-------- MATERIAL PROVIDED
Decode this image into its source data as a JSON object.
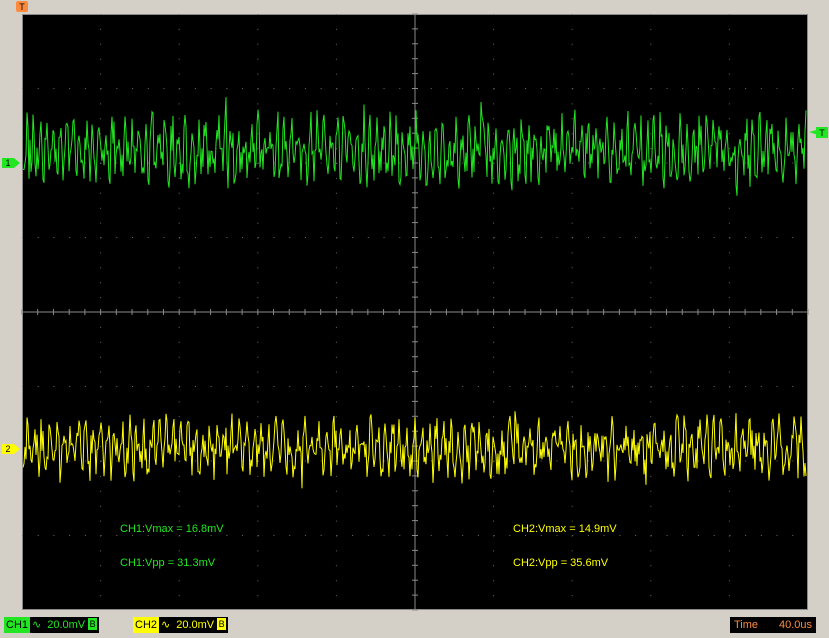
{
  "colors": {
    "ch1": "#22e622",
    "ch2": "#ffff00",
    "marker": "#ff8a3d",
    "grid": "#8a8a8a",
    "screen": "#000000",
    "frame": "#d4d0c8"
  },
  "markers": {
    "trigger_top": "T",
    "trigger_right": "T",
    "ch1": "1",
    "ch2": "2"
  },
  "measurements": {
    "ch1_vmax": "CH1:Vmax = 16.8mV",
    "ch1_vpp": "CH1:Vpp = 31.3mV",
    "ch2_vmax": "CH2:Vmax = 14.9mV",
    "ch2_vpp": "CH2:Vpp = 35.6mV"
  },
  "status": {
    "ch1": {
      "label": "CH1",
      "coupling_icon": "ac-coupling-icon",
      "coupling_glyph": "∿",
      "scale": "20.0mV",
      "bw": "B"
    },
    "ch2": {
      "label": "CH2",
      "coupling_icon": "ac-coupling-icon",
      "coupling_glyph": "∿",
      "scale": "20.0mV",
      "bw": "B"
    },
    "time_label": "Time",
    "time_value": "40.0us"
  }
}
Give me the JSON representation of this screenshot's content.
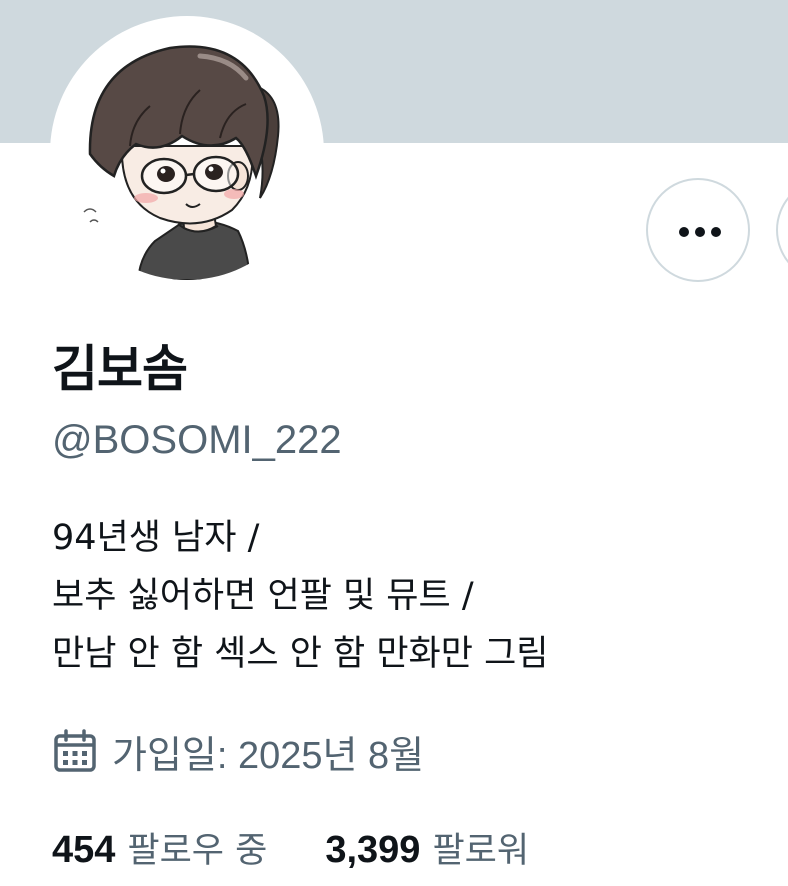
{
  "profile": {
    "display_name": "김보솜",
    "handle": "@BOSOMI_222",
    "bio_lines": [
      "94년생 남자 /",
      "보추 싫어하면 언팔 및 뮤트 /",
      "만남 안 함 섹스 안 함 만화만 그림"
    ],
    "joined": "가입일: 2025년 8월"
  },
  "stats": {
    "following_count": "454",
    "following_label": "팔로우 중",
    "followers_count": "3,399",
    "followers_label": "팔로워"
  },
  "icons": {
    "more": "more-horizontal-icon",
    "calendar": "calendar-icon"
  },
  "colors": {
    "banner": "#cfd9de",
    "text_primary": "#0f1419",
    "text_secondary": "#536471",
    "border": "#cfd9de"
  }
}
----------------
WHAT NEEDS TO BE DONE: Quote all the lines above exactly as given. Do not include the pictures.

ANSWER TO THE PROBLEM:
Decode this image into its source data as a JSON object.
{
  "colors": {
    "ch1": "#22e622",
    "ch2": "#ffff00",
    "marker": "#ff8a3d",
    "grid": "#8a8a8a",
    "screen": "#000000",
    "frame": "#d4d0c8"
  },
  "markers": {
    "trigger_top": "T",
    "trigger_right": "T",
    "ch1": "1",
    "ch2": "2"
  },
  "measurements": {
    "ch1_vmax": "CH1:Vmax = 16.8mV",
    "ch1_vpp": "CH1:Vpp = 31.3mV",
    "ch2_vmax": "CH2:Vmax = 14.9mV",
    "ch2_vpp": "CH2:Vpp = 35.6mV"
  },
  "status": {
    "ch1": {
      "label": "CH1",
      "coupling_icon": "ac-coupling-icon",
      "coupling_glyph": "∿",
      "scale": "20.0mV",
      "bw": "B"
    },
    "ch2": {
      "label": "CH2",
      "coupling_icon": "ac-coupling-icon",
      "coupling_glyph": "∿",
      "scale": "20.0mV",
      "bw": "B"
    },
    "time_label": "Time",
    "time_value": "40.0us"
  }
}
Give me the JSON representation of this screenshot's content.
{
  "profile": {
    "display_name": "김보솜",
    "handle": "@BOSOMI_222",
    "bio_lines": [
      "94년생 남자 /",
      "보추 싫어하면 언팔 및 뮤트 /",
      "만남 안 함 섹스 안 함 만화만 그림"
    ],
    "joined": "가입일: 2025년 8월"
  },
  "stats": {
    "following_count": "454",
    "following_label": "팔로우 중",
    "followers_count": "3,399",
    "followers_label": "팔로워"
  },
  "icons": {
    "more": "more-horizontal-icon",
    "calendar": "calendar-icon"
  },
  "colors": {
    "banner": "#cfd9de",
    "text_primary": "#0f1419",
    "text_secondary": "#536471",
    "border": "#cfd9de"
  }
}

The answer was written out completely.